▶ _Exercise_: Print every entry exactly as written.

Exercise material start

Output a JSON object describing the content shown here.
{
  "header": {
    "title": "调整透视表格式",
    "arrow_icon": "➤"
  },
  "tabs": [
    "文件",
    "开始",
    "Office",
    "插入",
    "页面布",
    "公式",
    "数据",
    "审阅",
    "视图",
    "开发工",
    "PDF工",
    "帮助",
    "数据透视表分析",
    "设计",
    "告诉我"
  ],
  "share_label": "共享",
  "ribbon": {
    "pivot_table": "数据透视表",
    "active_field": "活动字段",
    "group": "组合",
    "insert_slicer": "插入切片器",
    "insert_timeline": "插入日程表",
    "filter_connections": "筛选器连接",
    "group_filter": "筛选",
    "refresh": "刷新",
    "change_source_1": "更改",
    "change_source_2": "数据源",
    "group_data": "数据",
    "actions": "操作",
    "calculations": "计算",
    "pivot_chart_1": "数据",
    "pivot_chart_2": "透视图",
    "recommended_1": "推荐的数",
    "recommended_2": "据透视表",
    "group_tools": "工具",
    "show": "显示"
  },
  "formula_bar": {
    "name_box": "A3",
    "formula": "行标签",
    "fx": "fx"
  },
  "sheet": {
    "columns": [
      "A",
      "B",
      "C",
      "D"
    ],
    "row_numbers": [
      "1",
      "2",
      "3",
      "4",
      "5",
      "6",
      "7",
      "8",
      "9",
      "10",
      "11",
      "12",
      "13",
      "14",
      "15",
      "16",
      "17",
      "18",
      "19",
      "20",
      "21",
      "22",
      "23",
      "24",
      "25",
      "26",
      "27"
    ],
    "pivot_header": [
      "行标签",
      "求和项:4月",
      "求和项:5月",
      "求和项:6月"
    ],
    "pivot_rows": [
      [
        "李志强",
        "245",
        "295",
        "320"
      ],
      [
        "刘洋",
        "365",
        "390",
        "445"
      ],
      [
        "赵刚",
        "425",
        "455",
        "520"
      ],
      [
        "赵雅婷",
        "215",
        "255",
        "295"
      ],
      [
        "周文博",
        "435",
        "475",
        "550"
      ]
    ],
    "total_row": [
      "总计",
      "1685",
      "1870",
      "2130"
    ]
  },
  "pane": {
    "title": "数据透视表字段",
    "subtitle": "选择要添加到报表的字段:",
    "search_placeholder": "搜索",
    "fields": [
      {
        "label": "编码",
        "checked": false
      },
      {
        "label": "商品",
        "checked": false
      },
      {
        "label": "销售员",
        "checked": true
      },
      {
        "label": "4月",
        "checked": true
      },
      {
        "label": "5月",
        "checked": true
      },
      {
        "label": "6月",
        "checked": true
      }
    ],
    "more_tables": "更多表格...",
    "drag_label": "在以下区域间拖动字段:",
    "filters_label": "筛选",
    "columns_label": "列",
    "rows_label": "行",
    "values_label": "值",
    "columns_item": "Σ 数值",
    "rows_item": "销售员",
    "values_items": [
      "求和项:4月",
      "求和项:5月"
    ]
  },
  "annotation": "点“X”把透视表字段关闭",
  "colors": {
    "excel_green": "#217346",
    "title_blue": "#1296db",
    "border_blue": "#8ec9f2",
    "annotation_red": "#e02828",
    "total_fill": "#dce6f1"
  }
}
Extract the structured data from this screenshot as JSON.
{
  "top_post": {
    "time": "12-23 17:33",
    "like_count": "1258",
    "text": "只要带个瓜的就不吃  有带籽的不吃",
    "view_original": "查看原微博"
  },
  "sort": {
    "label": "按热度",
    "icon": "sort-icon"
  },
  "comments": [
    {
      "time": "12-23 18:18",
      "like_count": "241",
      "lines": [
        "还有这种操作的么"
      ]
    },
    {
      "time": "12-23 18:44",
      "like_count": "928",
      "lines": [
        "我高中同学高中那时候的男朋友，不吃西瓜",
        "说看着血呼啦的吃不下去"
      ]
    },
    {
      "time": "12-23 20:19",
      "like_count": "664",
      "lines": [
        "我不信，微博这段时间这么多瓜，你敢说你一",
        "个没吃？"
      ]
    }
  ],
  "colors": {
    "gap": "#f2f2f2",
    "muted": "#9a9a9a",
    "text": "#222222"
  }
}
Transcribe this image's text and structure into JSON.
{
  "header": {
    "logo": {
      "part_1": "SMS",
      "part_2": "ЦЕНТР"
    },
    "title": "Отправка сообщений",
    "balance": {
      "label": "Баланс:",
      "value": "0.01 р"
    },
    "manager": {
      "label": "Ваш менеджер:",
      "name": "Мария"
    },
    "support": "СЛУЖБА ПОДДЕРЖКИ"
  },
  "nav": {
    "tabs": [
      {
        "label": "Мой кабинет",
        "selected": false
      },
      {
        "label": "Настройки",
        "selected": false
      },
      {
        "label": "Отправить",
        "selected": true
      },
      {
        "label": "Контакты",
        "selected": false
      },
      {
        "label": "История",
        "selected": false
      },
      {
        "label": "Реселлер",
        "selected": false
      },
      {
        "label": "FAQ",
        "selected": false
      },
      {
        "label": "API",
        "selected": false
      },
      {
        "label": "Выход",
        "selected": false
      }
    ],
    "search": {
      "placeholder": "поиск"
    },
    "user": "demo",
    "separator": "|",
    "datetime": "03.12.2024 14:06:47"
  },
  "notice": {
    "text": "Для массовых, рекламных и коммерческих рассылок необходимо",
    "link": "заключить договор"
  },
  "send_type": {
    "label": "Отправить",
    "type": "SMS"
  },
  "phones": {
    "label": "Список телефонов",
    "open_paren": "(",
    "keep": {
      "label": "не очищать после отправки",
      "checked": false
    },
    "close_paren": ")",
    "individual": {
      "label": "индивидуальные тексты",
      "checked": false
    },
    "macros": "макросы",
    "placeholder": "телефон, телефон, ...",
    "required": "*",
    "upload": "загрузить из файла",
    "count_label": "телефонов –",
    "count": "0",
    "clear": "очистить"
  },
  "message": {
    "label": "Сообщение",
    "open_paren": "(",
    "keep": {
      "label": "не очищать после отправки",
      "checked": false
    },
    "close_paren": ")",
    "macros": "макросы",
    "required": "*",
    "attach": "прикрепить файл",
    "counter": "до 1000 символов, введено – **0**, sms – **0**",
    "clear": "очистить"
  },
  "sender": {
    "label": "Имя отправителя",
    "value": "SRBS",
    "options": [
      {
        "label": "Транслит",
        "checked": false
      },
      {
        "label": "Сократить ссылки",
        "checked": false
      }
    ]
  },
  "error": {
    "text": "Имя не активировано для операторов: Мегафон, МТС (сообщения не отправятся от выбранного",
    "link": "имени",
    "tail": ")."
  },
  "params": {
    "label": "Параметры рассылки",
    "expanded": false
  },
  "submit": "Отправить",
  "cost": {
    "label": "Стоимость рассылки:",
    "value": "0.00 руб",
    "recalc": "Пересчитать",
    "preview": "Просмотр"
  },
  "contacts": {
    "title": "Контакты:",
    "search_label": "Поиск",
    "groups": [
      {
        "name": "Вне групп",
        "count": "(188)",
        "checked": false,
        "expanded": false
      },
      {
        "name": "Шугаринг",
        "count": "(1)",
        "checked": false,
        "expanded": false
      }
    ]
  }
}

Exercise material end

▶ _Answer to this problem_:
Output a JSON object describing the content shown here.
{
  "header": {
    "title": "调整透视表格式",
    "arrow_icon": "➤"
  },
  "tabs": [
    "文件",
    "开始",
    "Office",
    "插入",
    "页面布",
    "公式",
    "数据",
    "审阅",
    "视图",
    "开发工",
    "PDF工",
    "帮助",
    "数据透视表分析",
    "设计",
    "告诉我"
  ],
  "share_label": "共享",
  "ribbon": {
    "pivot_table": "数据透视表",
    "active_field": "活动字段",
    "group": "组合",
    "insert_slicer": "插入切片器",
    "insert_timeline": "插入日程表",
    "filter_connections": "筛选器连接",
    "group_filter": "筛选",
    "refresh": "刷新",
    "change_source_1": "更改",
    "change_source_2": "数据源",
    "group_data": "数据",
    "actions": "操作",
    "calculations": "计算",
    "pivot_chart_1": "数据",
    "pivot_chart_2": "透视图",
    "recommended_1": "推荐的数",
    "recommended_2": "据透视表",
    "group_tools": "工具",
    "show": "显示"
  },
  "formula_bar": {
    "name_box": "A3",
    "formula": "行标签",
    "fx": "fx"
  },
  "sheet": {
    "columns": [
      "A",
      "B",
      "C",
      "D"
    ],
    "row_numbers": [
      "1",
      "2",
      "3",
      "4",
      "5",
      "6",
      "7",
      "8",
      "9",
      "10",
      "11",
      "12",
      "13",
      "14",
      "15",
      "16",
      "17",
      "18",
      "19",
      "20",
      "21",
      "22",
      "23",
      "24",
      "25",
      "26",
      "27"
    ],
    "pivot_header": [
      "行标签",
      "求和项:4月",
      "求和项:5月",
      "求和项:6月"
    ],
    "pivot_rows": [
      [
        "李志强",
        "245",
        "295",
        "320"
      ],
      [
        "刘洋",
        "365",
        "390",
        "445"
      ],
      [
        "赵刚",
        "425",
        "455",
        "520"
      ],
      [
        "赵雅婷",
        "215",
        "255",
        "295"
      ],
      [
        "周文博",
        "435",
        "475",
        "550"
      ]
    ],
    "total_row": [
      "总计",
      "1685",
      "1870",
      "2130"
    ]
  },
  "pane": {
    "title": "数据透视表字段",
    "subtitle": "选择要添加到报表的字段:",
    "search_placeholder": "搜索",
    "fields": [
      {
        "label": "编码",
        "checked": false
      },
      {
        "label": "商品",
        "checked": false
      },
      {
        "label": "销售员",
        "checked": true
      },
      {
        "label": "4月",
        "checked": true
      },
      {
        "label": "5月",
        "checked": true
      },
      {
        "label": "6月",
        "checked": true
      }
    ],
    "more_tables": "更多表格...",
    "drag_label": "在以下区域间拖动字段:",
    "filters_label": "筛选",
    "columns_label": "列",
    "rows_label": "行",
    "values_label": "值",
    "columns_item": "Σ 数值",
    "rows_item": "销售员",
    "values_items": [
      "求和项:4月",
      "求和项:5月"
    ]
  },
  "annotation": "点“X”把透视表字段关闭",
  "colors": {
    "excel_green": "#217346",
    "title_blue": "#1296db",
    "border_blue": "#8ec9f2",
    "annotation_red": "#e02828",
    "total_fill": "#dce6f1"
  }
}
Extract the structured data from this screenshot as JSON.
{
  "top_post": {
    "time": "12-23 17:33",
    "like_count": "1258",
    "text": "只要带个瓜的就不吃  有带籽的不吃",
    "view_original": "查看原微博"
  },
  "sort": {
    "label": "按热度",
    "icon": "sort-icon"
  },
  "comments": [
    {
      "time": "12-23 18:18",
      "like_count": "241",
      "lines": [
        "还有这种操作的么"
      ]
    },
    {
      "time": "12-23 18:44",
      "like_count": "928",
      "lines": [
        "我高中同学高中那时候的男朋友，不吃西瓜",
        "说看着血呼啦的吃不下去"
      ]
    },
    {
      "time": "12-23 20:19",
      "like_count": "664",
      "lines": [
        "我不信，微博这段时间这么多瓜，你敢说你一",
        "个没吃？"
      ]
    }
  ],
  "colors": {
    "gap": "#f2f2f2",
    "muted": "#9a9a9a",
    "text": "#222222"
  }
}
Transcribe this image's text and structure into JSON.
{
  "header": {
    "logo": {
      "part_1": "SMS",
      "part_2": "ЦЕНТР"
    },
    "title": "Отправка сообщений",
    "balance": {
      "label": "Баланс:",
      "value": "0.01 р"
    },
    "manager": {
      "label": "Ваш менеджер:",
      "name": "Мария"
    },
    "support": "СЛУЖБА ПОДДЕРЖКИ"
  },
  "nav": {
    "tabs": [
      {
        "label": "Мой кабинет",
        "selected": false
      },
      {
        "label": "Настройки",
        "selected": false
      },
      {
        "label": "Отправить",
        "selected": true
      },
      {
        "label": "Контакты",
        "selected": false
      },
      {
        "label": "История",
        "selected": false
      },
      {
        "label": "Реселлер",
        "selected": false
      },
      {
        "label": "FAQ",
        "selected": false
      },
      {
        "label": "API",
        "selected": false
      },
      {
        "label": "Выход",
        "selected": false
      }
    ],
    "search": {
      "placeholder": "поиск"
    },
    "user": "demo",
    "separator": "|",
    "datetime": "03.12.2024 14:06:47"
  },
  "notice": {
    "text": "Для массовых, рекламных и коммерческих рассылок необходимо",
    "link": "заключить договор"
  },
  "send_type": {
    "label": "Отправить",
    "type": "SMS"
  },
  "phones": {
    "label": "Список телефонов",
    "open_paren": "(",
    "keep": {
      "label": "не очищать после отправки",
      "checked": false
    },
    "close_paren": ")",
    "individual": {
      "label": "индивидуальные тексты",
      "checked": false
    },
    "macros": "макросы",
    "placeholder": "телефон, телефон, ...",
    "required": "*",
    "upload": "загрузить из файла",
    "count_label": "телефонов –",
    "count": "0",
    "clear": "очистить"
  },
  "message": {
    "label": "Сообщение",
    "open_paren": "(",
    "keep": {
      "label": "не очищать после отправки",
      "checked": false
    },
    "close_paren": ")",
    "macros": "макросы",
    "required": "*",
    "attach": "прикрепить файл",
    "counter": "до 1000 символов, введено – **0**, sms – **0**",
    "clear": "очистить"
  },
  "sender": {
    "label": "Имя отправителя",
    "value": "SRBS",
    "options": [
      {
        "label": "Транслит",
        "checked": false
      },
      {
        "label": "Сократить ссылки",
        "checked": false
      }
    ]
  },
  "error": {
    "text": "Имя не активировано для операторов: Мегафон, МТС (сообщения не отправятся от выбранного",
    "link": "имени",
    "tail": ")."
  },
  "params": {
    "label": "Параметры рассылки",
    "expanded": false
  },
  "submit": "Отправить",
  "cost": {
    "label": "Стоимость рассылки:",
    "value": "0.00 руб",
    "recalc": "Пересчитать",
    "preview": "Просмотр"
  },
  "contacts": {
    "title": "Контакты:",
    "search_label": "Поиск",
    "groups": [
      {
        "name": "Вне групп",
        "count": "(188)",
        "checked": false,
        "expanded": false
      },
      {
        "name": "Шугаринг",
        "count": "(1)",
        "checked": false,
        "expanded": false
      }
    ]
  }
}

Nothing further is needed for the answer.